• Objective:
Would you quote the material below in full and unchanged?

* begin Material provided *

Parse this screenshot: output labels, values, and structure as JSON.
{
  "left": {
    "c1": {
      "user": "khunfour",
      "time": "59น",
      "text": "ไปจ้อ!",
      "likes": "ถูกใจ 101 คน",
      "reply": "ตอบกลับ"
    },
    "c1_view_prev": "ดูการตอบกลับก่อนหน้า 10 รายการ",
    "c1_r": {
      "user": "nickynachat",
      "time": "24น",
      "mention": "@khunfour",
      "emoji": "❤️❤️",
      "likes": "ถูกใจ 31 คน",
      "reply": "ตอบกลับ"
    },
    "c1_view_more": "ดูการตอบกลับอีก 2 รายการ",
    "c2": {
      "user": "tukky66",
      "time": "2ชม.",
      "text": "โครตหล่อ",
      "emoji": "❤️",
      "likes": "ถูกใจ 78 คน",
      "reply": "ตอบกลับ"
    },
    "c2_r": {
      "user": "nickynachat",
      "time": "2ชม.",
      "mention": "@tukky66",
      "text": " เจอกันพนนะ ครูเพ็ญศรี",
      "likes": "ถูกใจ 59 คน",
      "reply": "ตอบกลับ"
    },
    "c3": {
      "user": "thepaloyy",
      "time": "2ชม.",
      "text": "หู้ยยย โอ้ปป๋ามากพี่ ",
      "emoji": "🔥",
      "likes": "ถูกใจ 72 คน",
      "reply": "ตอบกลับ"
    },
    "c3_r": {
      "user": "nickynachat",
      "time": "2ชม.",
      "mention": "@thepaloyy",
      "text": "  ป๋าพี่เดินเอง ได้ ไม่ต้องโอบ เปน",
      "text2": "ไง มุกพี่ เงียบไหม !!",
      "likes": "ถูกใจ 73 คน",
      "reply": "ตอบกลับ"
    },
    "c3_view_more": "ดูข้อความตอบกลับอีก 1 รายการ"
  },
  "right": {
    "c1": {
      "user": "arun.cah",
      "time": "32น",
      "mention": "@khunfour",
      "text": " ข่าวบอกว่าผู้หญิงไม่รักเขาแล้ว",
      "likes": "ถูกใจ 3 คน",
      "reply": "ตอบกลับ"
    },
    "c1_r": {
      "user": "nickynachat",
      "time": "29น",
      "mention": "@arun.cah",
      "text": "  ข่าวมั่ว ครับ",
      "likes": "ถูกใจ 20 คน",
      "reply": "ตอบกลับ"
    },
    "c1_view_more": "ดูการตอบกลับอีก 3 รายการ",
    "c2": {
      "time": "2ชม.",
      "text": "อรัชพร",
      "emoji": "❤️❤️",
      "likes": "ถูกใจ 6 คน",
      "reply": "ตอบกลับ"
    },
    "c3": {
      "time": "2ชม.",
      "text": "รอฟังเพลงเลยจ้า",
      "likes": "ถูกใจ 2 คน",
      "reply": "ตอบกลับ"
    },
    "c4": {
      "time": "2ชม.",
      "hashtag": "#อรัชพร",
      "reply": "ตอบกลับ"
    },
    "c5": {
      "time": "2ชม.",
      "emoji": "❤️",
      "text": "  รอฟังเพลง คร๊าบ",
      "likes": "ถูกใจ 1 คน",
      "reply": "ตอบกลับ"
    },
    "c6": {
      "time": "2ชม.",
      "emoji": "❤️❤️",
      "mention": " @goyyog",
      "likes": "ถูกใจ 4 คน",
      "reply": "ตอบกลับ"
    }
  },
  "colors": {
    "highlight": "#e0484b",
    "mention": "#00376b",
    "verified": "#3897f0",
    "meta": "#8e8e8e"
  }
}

* end Material provided *

• Expected answer:
Parse this screenshot: output labels, values, and structure as JSON.
{
  "left": {
    "c1": {
      "user": "khunfour",
      "time": "59น",
      "text": "ไปจ้อ!",
      "likes": "ถูกใจ 101 คน",
      "reply": "ตอบกลับ"
    },
    "c1_view_prev": "ดูการตอบกลับก่อนหน้า 10 รายการ",
    "c1_r": {
      "user": "nickynachat",
      "time": "24น",
      "mention": "@khunfour",
      "emoji": "❤️❤️",
      "likes": "ถูกใจ 31 คน",
      "reply": "ตอบกลับ"
    },
    "c1_view_more": "ดูการตอบกลับอีก 2 รายการ",
    "c2": {
      "user": "tukky66",
      "time": "2ชม.",
      "text": "โครตหล่อ",
      "emoji": "❤️",
      "likes": "ถูกใจ 78 คน",
      "reply": "ตอบกลับ"
    },
    "c2_r": {
      "user": "nickynachat",
      "time": "2ชม.",
      "mention": "@tukky66",
      "text": " เจอกันพนนะ ครูเพ็ญศรี",
      "likes": "ถูกใจ 59 คน",
      "reply": "ตอบกลับ"
    },
    "c3": {
      "user": "thepaloyy",
      "time": "2ชม.",
      "text": "หู้ยยย โอ้ปป๋ามากพี่ ",
      "emoji": "🔥",
      "likes": "ถูกใจ 72 คน",
      "reply": "ตอบกลับ"
    },
    "c3_r": {
      "user": "nickynachat",
      "time": "2ชม.",
      "mention": "@thepaloyy",
      "text": "  ป๋าพี่เดินเอง ได้ ไม่ต้องโอบ เปน",
      "text2": "ไง มุกพี่ เงียบไหม !!",
      "likes": "ถูกใจ 73 คน",
      "reply": "ตอบกลับ"
    },
    "c3_view_more": "ดูข้อความตอบกลับอีก 1 รายการ"
  },
  "right": {
    "c1": {
      "user": "arun.cah",
      "time": "32น",
      "mention": "@khunfour",
      "text": " ข่าวบอกว่าผู้หญิงไม่รักเขาแล้ว",
      "likes": "ถูกใจ 3 คน",
      "reply": "ตอบกลับ"
    },
    "c1_r": {
      "user": "nickynachat",
      "time": "29น",
      "mention": "@arun.cah",
      "text": "  ข่าวมั่ว ครับ",
      "likes": "ถูกใจ 20 คน",
      "reply": "ตอบกลับ"
    },
    "c1_view_more": "ดูการตอบกลับอีก 3 รายการ",
    "c2": {
      "time": "2ชม.",
      "text": "อรัชพร",
      "emoji": "❤️❤️",
      "likes": "ถูกใจ 6 คน",
      "reply": "ตอบกลับ"
    },
    "c3": {
      "time": "2ชม.",
      "text": "รอฟังเพลงเลยจ้า",
      "likes": "ถูกใจ 2 คน",
      "reply": "ตอบกลับ"
    },
    "c4": {
      "time": "2ชม.",
      "hashtag": "#อรัชพร",
      "reply": "ตอบกลับ"
    },
    "c5": {
      "time": "2ชม.",
      "emoji": "❤️",
      "text": "  รอฟังเพลง คร๊าบ",
      "likes": "ถูกใจ 1 คน",
      "reply": "ตอบกลับ"
    },
    "c6": {
      "time": "2ชม.",
      "emoji": "❤️❤️",
      "mention": " @goyyog",
      "likes": "ถูกใจ 4 คน",
      "reply": "ตอบกลับ"
    }
  },
  "colors": {
    "highlight": "#e0484b",
    "mention": "#00376b",
    "verified": "#3897f0",
    "meta": "#8e8e8e"
  }
}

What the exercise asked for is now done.